(Extract)

Re: Spirits -- Shamans vs. Wizards

From: Joerg Baumgartner <joe_at_toppoint.de>
Date: Thu, 29 Aug 96 23:55 MET DST


Sorry for all that rules stuff. Some Gloranthan content is promised...

Sandy Petersen replied to my
>>wizards are even better able to command spirits quickly than are
>>full shamans under RQ3, who have to defeat the spirit by leaving
>>their body, beating it to zero MP and then capture that useless
>>bundle of spiritual energy used up - the wizard just tries until one
>>of his 1-point Dominate spells does the job.
> This comment makes me suspect that you have not tried this in
>practice, Joerg. Consider the following points:

I know that I tried to run each of a shaman apprentice and a beginning shaman against spirits, and an experienced sorcerer. Only the latter ever stood a slight chance...

> 1) Any reasonable spirit (i.e., a POW of 10+) has a 95%
>chance of resisting a 1-point Dominate.

The beauty of this powergaming trick is that with a multispelled Dominate 1 the statistical chance is a lot better than the linear chance you calculated. Already after five tries your wizard has a 22% chance to have succeeded at least once, which is enough, and by far quicker than to beat it down to zero MP. As soon as the critter's POW is greater than 12, this pays off.

>It will take the wizard an
>average of 18 tries to successfully Dominate the critter.

You failed your statistics roll. It takes 14 rolls to get a 50% chance to dominate the critter (0.95 ** 14 is the counter-probability for any these rolls to succeed).

I'll skip the other rulesy stuff here.

>>a Rokari wizard is well able to provide a protective circle with
>>Spirit Resistance, and with the appropriate equipment (religious
>>symbols, even better relics) even should be able to banish spirits
>>that haunt his parish.

> Hmm. About that protective circle ... a reasonably mighty
>wizard can put up a Protective Circle with a strength approximately
>equal to the average evil spirit's POW -- remember that a typical
>spook is usually in the 16-17 range. This means that when the spirit
>attacks the Rokari wizard, fully half the time it won't be able to
>attack in spirit combat (because it will fail to overcome the Resist
>Spirit). And I'm sure that it will never think of casting a
>Neutralize Magic, or of just wandering away much much faster than the
>wizard can move his circle.

That Neutralize Magic (a sorcery spell) has about the same chance to succeed as has the Dominate. The spirit will be hard put to produce a Dispel Magic 16, really. Sorry, there is a (maybe not-so-large) loop-hole in "da roolz as written" here.

Wandering away is about the desired effect, isn't it?

When I said banish, I wasn't thinking of an ordinary spell anyway, but rather a relic-using Saintly Intervention.

(End Extract)
(Dataset records)

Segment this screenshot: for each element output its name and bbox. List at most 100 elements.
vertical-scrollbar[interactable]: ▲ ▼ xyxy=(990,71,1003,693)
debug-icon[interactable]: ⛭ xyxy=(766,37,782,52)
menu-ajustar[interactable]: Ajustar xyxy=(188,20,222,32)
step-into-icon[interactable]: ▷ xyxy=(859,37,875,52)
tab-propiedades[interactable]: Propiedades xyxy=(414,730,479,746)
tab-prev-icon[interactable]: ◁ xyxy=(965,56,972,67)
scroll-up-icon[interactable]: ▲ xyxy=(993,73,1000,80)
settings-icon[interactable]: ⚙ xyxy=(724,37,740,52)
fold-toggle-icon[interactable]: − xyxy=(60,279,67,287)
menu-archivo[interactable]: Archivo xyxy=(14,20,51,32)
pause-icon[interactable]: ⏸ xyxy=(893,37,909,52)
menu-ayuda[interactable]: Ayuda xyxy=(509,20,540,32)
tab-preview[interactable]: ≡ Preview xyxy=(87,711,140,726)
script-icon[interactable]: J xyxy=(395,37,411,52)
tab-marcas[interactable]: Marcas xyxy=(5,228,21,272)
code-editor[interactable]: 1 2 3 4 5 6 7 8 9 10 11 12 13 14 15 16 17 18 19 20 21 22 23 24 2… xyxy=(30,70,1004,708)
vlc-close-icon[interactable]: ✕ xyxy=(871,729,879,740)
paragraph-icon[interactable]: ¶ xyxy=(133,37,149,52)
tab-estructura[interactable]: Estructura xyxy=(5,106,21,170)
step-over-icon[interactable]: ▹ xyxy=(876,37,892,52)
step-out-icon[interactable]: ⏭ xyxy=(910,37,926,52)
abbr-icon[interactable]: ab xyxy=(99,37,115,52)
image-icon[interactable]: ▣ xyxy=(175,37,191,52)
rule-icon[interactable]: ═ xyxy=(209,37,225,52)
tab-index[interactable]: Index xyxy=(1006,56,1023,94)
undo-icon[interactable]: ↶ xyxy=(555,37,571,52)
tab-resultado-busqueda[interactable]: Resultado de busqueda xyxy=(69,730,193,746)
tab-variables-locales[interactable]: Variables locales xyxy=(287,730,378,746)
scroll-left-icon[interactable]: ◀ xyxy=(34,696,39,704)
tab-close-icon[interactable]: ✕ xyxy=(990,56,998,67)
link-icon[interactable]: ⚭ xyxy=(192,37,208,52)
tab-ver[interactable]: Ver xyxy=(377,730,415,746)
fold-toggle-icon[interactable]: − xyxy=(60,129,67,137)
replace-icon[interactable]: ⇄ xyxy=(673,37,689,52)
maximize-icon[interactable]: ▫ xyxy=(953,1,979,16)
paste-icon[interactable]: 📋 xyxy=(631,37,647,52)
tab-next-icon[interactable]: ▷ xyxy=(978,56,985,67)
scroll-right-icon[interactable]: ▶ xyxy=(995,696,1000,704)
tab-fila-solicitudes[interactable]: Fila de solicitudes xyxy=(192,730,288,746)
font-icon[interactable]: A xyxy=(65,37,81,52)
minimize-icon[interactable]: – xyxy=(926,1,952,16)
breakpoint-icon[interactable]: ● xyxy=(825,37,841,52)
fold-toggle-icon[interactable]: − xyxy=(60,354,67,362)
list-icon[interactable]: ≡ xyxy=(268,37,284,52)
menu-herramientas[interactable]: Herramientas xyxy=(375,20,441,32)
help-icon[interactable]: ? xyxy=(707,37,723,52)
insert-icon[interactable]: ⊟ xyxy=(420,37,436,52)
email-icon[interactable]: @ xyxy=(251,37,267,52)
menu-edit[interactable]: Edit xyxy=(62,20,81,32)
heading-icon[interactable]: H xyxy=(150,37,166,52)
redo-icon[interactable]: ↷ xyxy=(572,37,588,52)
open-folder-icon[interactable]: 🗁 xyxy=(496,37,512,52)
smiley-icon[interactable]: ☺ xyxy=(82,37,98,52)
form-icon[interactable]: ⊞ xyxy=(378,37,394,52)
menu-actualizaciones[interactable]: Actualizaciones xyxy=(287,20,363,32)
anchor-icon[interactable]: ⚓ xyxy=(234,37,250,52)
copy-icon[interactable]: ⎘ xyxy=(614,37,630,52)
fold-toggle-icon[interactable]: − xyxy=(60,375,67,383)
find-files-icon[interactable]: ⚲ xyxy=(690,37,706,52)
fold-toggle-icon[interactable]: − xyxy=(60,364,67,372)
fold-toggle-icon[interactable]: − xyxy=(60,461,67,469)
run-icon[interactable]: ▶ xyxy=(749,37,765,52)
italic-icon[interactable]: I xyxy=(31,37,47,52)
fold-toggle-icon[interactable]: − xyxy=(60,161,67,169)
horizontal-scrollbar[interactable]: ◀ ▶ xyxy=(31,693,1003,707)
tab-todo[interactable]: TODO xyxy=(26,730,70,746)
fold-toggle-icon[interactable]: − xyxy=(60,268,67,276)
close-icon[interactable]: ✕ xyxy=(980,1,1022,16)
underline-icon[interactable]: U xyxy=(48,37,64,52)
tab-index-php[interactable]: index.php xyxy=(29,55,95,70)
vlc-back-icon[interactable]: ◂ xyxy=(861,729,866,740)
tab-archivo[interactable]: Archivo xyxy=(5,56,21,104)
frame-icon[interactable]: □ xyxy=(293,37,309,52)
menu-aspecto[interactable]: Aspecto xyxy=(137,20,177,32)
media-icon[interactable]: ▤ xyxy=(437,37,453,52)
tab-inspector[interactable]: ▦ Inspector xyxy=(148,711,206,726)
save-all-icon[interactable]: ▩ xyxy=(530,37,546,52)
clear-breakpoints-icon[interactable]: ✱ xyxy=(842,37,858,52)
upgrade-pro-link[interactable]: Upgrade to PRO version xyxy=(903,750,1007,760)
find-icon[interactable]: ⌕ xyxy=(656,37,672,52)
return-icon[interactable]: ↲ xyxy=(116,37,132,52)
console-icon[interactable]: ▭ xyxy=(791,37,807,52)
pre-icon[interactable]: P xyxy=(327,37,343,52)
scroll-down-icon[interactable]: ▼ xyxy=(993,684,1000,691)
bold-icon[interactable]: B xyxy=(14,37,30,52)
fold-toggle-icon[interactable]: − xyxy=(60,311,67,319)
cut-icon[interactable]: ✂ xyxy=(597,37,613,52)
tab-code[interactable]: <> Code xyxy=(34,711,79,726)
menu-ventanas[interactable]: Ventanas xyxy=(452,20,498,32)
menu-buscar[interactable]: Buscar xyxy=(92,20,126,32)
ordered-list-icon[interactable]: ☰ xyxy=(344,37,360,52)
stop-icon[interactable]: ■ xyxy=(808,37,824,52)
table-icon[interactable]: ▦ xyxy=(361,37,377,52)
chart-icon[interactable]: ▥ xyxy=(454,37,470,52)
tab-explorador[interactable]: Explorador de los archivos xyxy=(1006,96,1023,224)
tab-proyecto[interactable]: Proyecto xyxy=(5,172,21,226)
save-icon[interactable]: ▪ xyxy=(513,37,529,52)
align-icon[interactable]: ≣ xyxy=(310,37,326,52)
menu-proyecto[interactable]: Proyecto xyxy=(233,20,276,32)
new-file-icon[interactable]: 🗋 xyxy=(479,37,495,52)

(End Dataset records)

• _Prompt_: Continue the newsgroup post on shamans and wizards commanding spirits, starting after its last sentence. The lines above have no connection to the text.

• _Reply_:
> Wow! Joerg, now I can see why wizards are so much more
>effective vs. spirits than shamans. Add to this their utter inability
>to exorcise a spirit from any possessed individual, and I'd never
>want to have a shaman around again!

Ok, it is impossible to Dominate a possessed individual of any kind (unless you have the spell "Dominate disease-spirit possessed human", which should be extremely rare). It is possible, however, to Dominate a spirit to attack the possessing spirit, let it win spirit combat thanks to its Spirit Resistance and take over, and then order it to leave the body.

> Seriously, wizards are at a _severe_ handicap vs. spirits, as
>we ought to know by looking at the record of the wars of the West.
>Traditionally, the most deadly foes of the Malkioni have always been
>shamanistic cultures.

You mean the Basmoli kingdoms of their Dawn Age wars? I have to disappoint you. There is some information on them in an unpublished, but ancient Glorantha source I happened to bid for this Convulsion (the "Book of Kings").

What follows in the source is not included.